* START Selection *

# Silvia is tripping the fuse box/Myespresso



## Edlockwood

Dear all

i bought my machine last March from Myespresso and have enjoyed using it for many months. Sadly about 6 weeks ago we started having problems with the electrics and I finally worked out that it was the coffee machine causing the problems. Since then I moved to plunger coffee and there hasn't been a problem.

an electrician came round to look at the problem and do some other stuff and he tested the machine by passing a current through the plug pins and he said that it was at fault.

3 days ago I sent it to Myespresso at a cost of £33 and received a call the next day saying there was nothing wrong with it. I even got my electrician to call and explain his findings and he was told that there was nothing wrong and that it wasn't doing it now. I asked him to do the current test and he said he'd do it the next day.

i didn't receive a call that day and this morning I recieved a text from a courier saying it was on its way back !! I phoned him and he said that they'd testedd it thoroughly and couldn't find a problem.

Ive just had a quick look through this forum and have found about 5 instances of Silvia s tripping the fuse box. While I hope that he is right I have the sensation that I am being fobbed off. I'm confident that the machine will start tripping the fuse within a week and we could potentially end up repeating this process.

does anyone have any suggestions ?

ed


----------



## 7493

Assuming you have an RCD in your fusebox the most likely explanation is that the machine has a small leakage to earth. In my experience this is most likely from the heater element. A knowledgeable electrician will be able to check this for you. For example, if there is a current leak when the machine is powered he or she can check this and disconnect internal components one at a time until the culprit is isolated. One further complication is that this condition may only manifest itself under load. I.e. when the element is hot and stressed.

NB I am not suggesting you should try this at home!!!


----------



## Edlockwood

Thanks rob

my main concern was how to deal with somebody who is denying there is a problem when there quite clearly is. I've just spent an unhappy hour reading the various horror stories connected with said establishment.

the easiest thing to do would be to take to another retailer and pay for a repair but it still has 4 months of warranty left and that sticks in the craw somewhat


----------



## cawfee

contact rancilio direct. if the machine has warranty left to run they should be able to point you to someone else to take care of it.


----------



## Wando64

Edlockwood said:


> Thanks rob
> 
> my main concern was how to deal with somebody who is denying there is a problem when there quite clearly is. I've just spent an unhappy hour reading the various horror stories connected with said establishment.
> 
> the easiest thing to do would be to take to another retailer and pay for a repair but it still has 4 months of warranty left and that sticks in the craw somewhat


In fairness if the problem is with the heating element (the most likely scenario) it would have probably been caused by overheating (with low water in the boiler) which is not really covered by any warranty.

I am not sure how anyone would go about proving the real cause one way or another.


----------



## grumpydaddy

Too much current will trip just one circuit protected by an mcb (miniature circuit breaker) Think in terms of everything plugged into all the sockets on that ring main

If the consumer unit (fuse box) has a bigger switch with a button on it (RCD, residual current device) it probably protects a number of the circuits in the house at once.... and if this is tripping then the issue is likely in failing insulation between live and earth.

The third type of protection is an RCBO which is a combination of over current device and residual current device and looks like a breaker on each circuit but each with an extra button.

* END Selection *
* START Recorded information *

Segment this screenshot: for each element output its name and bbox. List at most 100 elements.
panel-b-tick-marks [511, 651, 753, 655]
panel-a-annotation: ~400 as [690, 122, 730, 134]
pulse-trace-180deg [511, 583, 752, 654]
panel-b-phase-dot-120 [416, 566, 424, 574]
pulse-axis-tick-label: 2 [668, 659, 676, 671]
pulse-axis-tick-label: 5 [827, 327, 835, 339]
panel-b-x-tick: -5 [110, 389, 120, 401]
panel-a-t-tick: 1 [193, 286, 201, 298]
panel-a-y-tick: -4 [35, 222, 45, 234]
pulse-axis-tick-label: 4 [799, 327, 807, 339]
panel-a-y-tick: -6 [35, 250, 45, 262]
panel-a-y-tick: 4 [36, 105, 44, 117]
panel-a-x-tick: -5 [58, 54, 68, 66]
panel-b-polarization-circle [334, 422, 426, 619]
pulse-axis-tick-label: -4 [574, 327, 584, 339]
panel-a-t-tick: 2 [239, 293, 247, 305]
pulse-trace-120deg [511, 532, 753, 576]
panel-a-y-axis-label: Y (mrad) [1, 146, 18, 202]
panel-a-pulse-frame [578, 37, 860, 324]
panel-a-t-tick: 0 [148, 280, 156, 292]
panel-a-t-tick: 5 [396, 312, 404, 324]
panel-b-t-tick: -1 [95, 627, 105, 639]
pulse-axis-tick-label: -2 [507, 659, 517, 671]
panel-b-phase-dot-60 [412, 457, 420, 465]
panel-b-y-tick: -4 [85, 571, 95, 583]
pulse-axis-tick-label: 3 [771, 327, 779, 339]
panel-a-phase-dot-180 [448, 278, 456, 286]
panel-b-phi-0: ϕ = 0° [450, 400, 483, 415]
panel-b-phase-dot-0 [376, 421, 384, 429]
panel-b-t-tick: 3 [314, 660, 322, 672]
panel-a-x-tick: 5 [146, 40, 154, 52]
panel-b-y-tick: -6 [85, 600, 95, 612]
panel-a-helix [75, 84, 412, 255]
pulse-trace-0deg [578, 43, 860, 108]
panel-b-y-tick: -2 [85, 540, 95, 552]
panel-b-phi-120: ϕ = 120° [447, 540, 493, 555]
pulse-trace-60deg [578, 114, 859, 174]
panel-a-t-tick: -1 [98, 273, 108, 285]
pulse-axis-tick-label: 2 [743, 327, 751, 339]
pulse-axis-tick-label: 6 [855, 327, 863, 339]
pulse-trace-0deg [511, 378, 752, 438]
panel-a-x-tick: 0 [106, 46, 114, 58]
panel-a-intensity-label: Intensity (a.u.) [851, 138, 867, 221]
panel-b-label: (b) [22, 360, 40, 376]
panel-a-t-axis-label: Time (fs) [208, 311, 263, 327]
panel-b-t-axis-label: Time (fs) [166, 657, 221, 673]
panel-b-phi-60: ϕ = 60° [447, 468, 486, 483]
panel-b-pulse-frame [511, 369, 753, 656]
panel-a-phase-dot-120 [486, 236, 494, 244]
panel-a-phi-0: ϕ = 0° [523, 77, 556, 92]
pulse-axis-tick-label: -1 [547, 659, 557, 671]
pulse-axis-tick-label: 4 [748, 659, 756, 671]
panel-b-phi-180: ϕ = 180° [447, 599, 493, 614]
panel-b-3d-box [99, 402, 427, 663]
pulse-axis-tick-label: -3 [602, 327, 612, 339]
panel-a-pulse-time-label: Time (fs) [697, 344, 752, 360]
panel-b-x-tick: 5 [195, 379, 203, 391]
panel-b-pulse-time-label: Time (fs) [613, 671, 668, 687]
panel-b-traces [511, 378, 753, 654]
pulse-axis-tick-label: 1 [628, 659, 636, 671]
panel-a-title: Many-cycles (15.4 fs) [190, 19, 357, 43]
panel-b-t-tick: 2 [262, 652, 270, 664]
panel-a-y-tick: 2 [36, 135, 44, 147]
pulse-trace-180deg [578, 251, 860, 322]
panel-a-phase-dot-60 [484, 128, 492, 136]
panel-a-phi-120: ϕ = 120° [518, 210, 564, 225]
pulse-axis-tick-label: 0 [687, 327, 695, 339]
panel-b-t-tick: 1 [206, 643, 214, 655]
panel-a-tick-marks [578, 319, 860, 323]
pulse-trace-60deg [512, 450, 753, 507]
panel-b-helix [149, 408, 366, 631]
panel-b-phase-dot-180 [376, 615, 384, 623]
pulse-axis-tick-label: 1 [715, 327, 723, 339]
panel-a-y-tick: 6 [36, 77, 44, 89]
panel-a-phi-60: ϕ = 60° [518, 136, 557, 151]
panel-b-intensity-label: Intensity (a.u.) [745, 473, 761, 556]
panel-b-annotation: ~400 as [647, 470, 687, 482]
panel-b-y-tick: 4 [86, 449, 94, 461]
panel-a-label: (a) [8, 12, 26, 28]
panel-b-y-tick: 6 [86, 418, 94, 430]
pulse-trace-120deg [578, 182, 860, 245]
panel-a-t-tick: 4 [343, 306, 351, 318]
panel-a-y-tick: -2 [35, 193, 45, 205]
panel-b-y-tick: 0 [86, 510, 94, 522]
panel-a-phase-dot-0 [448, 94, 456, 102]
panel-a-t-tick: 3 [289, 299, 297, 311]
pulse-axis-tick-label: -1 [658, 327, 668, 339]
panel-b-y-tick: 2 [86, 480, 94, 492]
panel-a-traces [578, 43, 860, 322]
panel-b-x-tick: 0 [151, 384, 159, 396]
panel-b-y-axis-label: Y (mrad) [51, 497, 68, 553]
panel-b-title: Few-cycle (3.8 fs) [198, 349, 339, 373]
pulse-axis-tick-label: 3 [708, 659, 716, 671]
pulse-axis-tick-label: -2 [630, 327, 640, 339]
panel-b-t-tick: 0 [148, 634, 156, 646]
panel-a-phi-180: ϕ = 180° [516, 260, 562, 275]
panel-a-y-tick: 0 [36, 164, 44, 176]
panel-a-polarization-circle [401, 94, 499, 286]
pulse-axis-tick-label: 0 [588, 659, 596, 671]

* END Recorded information *

- **Aim 1**: Extract the rows from the first one through the line containing "panel-a-y-axis-label: Y (mrad)", both ends included, and copy each line word for word.
- **Aim 2**: Write the next part of the forum thread on the Silvia tripping the fuse box, starting after its last sentence.
The forum thread and the rows are unrelated material.

- **Reply 1**:
Segment this screenshot: for each element output its name and bbox. List at most 100 elements.
panel-b-tick-marks [511, 651, 753, 655]
panel-a-annotation: ~400 as [690, 122, 730, 134]
pulse-trace-180deg [511, 583, 752, 654]
panel-b-phase-dot-120 [416, 566, 424, 574]
pulse-axis-tick-label: 2 [668, 659, 676, 671]
pulse-axis-tick-label: 5 [827, 327, 835, 339]
panel-b-x-tick: -5 [110, 389, 120, 401]
panel-a-t-tick: 1 [193, 286, 201, 298]
panel-a-y-tick: -4 [35, 222, 45, 234]
pulse-axis-tick-label: 4 [799, 327, 807, 339]
panel-a-y-tick: -6 [35, 250, 45, 262]
panel-a-y-tick: 4 [36, 105, 44, 117]
panel-a-x-tick: -5 [58, 54, 68, 66]
panel-b-polarization-circle [334, 422, 426, 619]
pulse-axis-tick-label: -4 [574, 327, 584, 339]
panel-a-t-tick: 2 [239, 293, 247, 305]
pulse-trace-120deg [511, 532, 753, 576]
panel-a-y-axis-label: Y (mrad) [1, 146, 18, 202]

- **Reply 2**:
It should be possible to use a portable appliance tester to check your Silvia, ideally both when hot and when cold.

It is not beyond the realms of possibility that the combination of two pieces of equipment plugged in at the same time are causing the residual current to exceed limits.

It should not be hard to test if this is so.... just plug in to a circuit that is not protected by the same device

The cost of testing might be prohibitive compared to just buying a new heating element.


----------



## Thecatlinux

The two main things that would influence a fault are within in a coffee machine would be 1)Heat 2) water .

heat will cause the expansion of various parts of metal and this may lead to a live part momentarily coming into contact with the chassis.

Water or or small droplets (leak) can cause the same effect but would be more noticable,

in in my experience water heating element(s) are more likely to fail rather than get give an intermitant fault.

If when the machine is plugged in and under load heating+pump the fault is non existing , numerous amounts of testing will not be able to find the fault as it is .... Well non existing.

Take the covers off and look at everything and see if you can see anything out of the ordanary, scorching of metal parts,soot deposit s copper splatter bear in mind the tell tale sign may be very small and you may have to be quite forensic in your investigation.


----------



## Edlockwood

Thanks for everybody's input.The pattern tended to be that I would pull a shot having let it warm up for 20mins or so. Once that was done I would flick the steam switch and within a minute or two the whole thing would go off via the RCD.I have been at pains to always replace the water in the boiler after steaming milk because I know how bad it is for the machine to leave it empty and on.It looks like I will have to keep an eye on it and probably get it looked into eventually but I am still a little dismayed that no great effort was made to get to the root cause of the problem when I returned it to Coventry. Even if I had knackered the heating element, it would have been nice to be given the opportunity to have it replaced.Anyway (grr) thanks for all the posts. E


----------



## Wando64

I think Grumpydaddy made a valid suggestion that there might not be a fault as such but your home eclectic system might be overloading. All it needs is a spike and that would trip the safety switch.

I would take the machine to someone else's house and have a try there.

If it works fine then you know it is not a problem witht the Silvia.


----------



## cawfee

from your description "having let it warm up for 20mins or so. Once that was done I would flick the steam switch and within a minute or two the whole thing would go off via the RCD." it's definitely the heating element. basically as it heats it's causing a metal to expand and then it's causing a short - which is tripping out your fuse box. had the same on both kettles and ovens at home, and with industrial ovens (i supply) thru work. replace the heating element would be the first thing to do...and regardless of how it happened if it's in warranty contact rancilio about it, just in case you can get it replaced foc


----------



## DavecUK

I read this thread with interest.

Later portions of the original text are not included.